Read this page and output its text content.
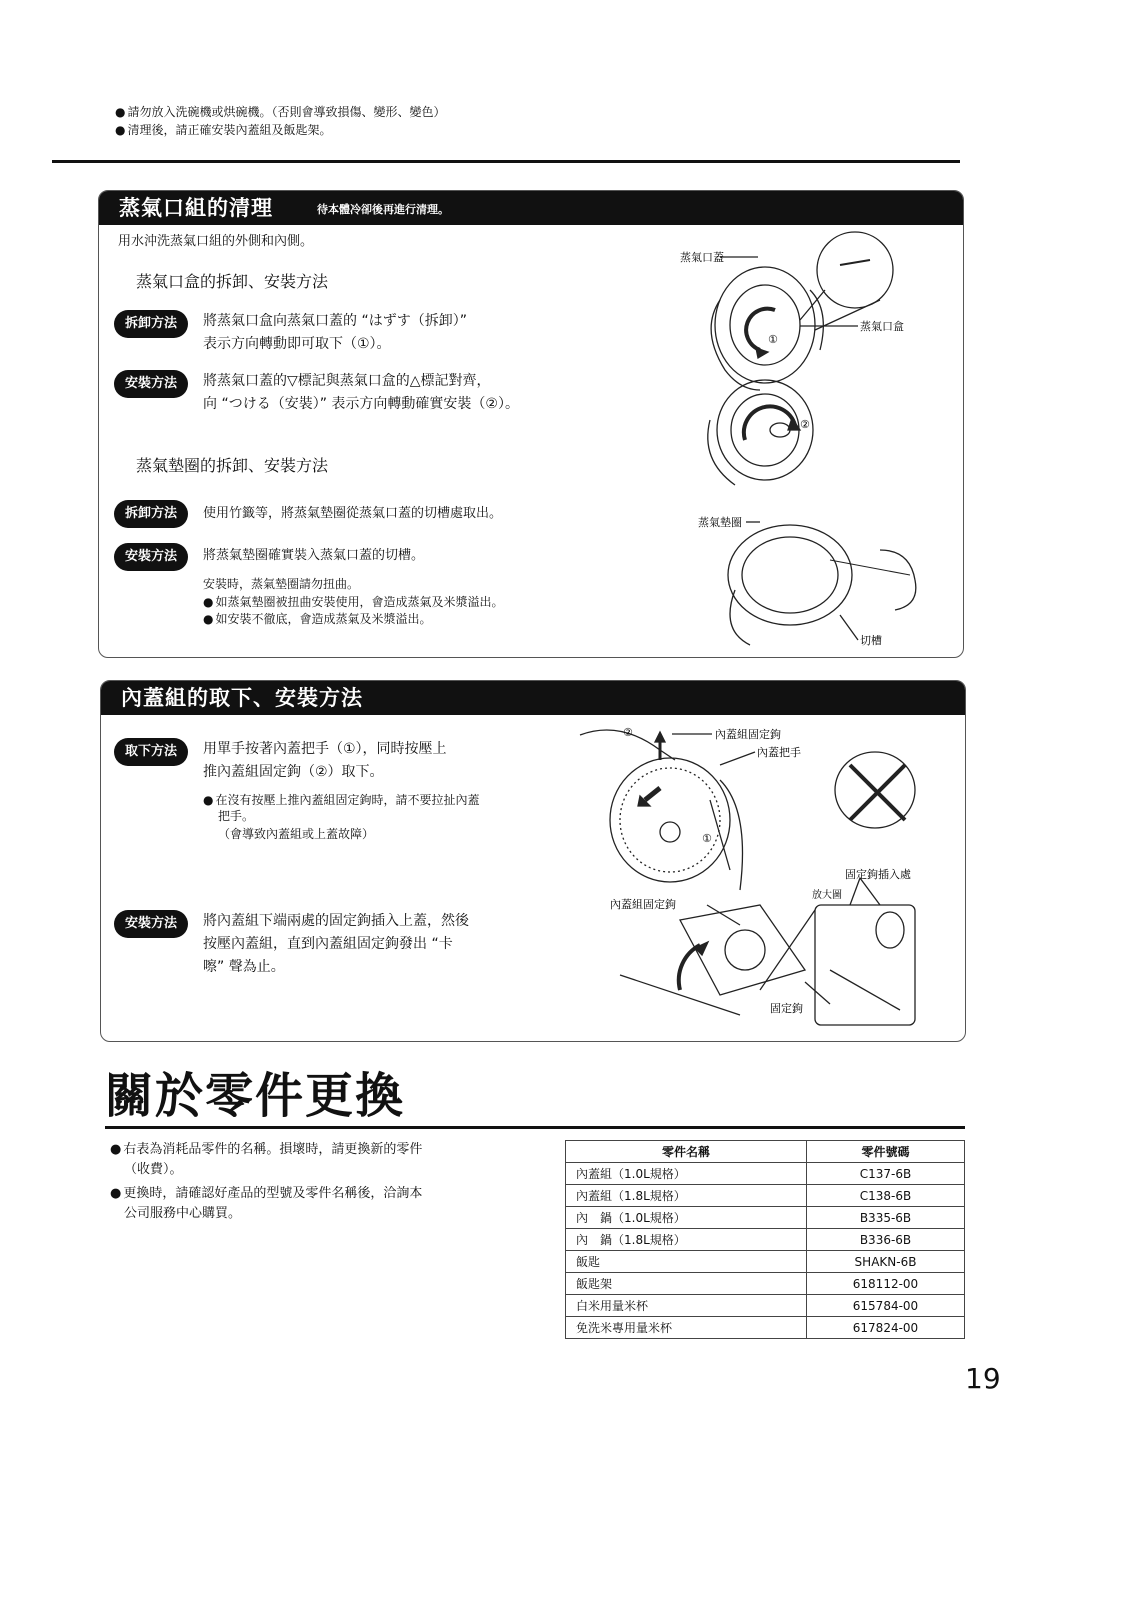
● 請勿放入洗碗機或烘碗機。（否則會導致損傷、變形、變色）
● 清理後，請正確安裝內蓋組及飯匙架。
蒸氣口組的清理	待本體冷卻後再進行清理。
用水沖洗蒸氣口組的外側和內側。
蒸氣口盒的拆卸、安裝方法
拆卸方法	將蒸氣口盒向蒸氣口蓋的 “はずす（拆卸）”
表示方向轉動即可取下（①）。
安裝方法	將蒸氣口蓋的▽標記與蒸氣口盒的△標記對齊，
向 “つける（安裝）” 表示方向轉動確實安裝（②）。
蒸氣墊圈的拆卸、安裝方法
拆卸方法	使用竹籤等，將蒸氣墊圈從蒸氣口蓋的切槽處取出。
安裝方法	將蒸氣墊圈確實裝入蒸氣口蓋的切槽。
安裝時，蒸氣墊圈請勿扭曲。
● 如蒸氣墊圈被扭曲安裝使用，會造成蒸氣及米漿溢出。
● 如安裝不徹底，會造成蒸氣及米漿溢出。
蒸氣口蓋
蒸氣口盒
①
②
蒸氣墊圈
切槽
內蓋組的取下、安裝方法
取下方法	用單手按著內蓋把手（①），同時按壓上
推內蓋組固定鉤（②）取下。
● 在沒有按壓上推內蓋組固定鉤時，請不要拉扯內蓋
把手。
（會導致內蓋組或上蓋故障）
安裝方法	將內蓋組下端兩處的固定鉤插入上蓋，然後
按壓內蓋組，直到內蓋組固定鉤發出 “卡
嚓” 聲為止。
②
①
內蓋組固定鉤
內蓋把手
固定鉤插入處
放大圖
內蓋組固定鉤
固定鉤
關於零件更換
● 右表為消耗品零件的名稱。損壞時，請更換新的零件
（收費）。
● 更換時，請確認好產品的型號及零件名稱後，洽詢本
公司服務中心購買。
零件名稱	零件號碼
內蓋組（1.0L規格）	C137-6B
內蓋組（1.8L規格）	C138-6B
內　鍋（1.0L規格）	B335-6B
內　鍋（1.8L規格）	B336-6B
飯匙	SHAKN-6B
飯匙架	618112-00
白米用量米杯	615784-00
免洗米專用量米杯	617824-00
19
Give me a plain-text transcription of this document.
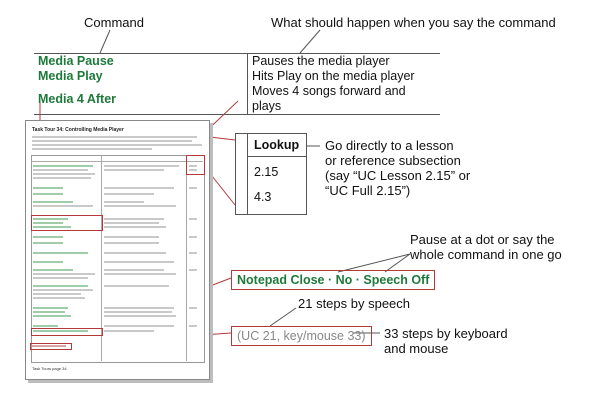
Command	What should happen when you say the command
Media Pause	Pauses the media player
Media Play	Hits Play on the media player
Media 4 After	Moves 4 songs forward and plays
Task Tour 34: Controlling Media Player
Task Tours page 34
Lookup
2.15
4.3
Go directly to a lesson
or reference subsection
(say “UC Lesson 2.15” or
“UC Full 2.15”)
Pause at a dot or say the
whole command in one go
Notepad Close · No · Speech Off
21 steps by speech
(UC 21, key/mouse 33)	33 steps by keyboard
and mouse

--------

▶ PROBLEM
From the records above, work out how many lines contain the string "command". Give only the number.

▶ WRITTEN SOLUTION
2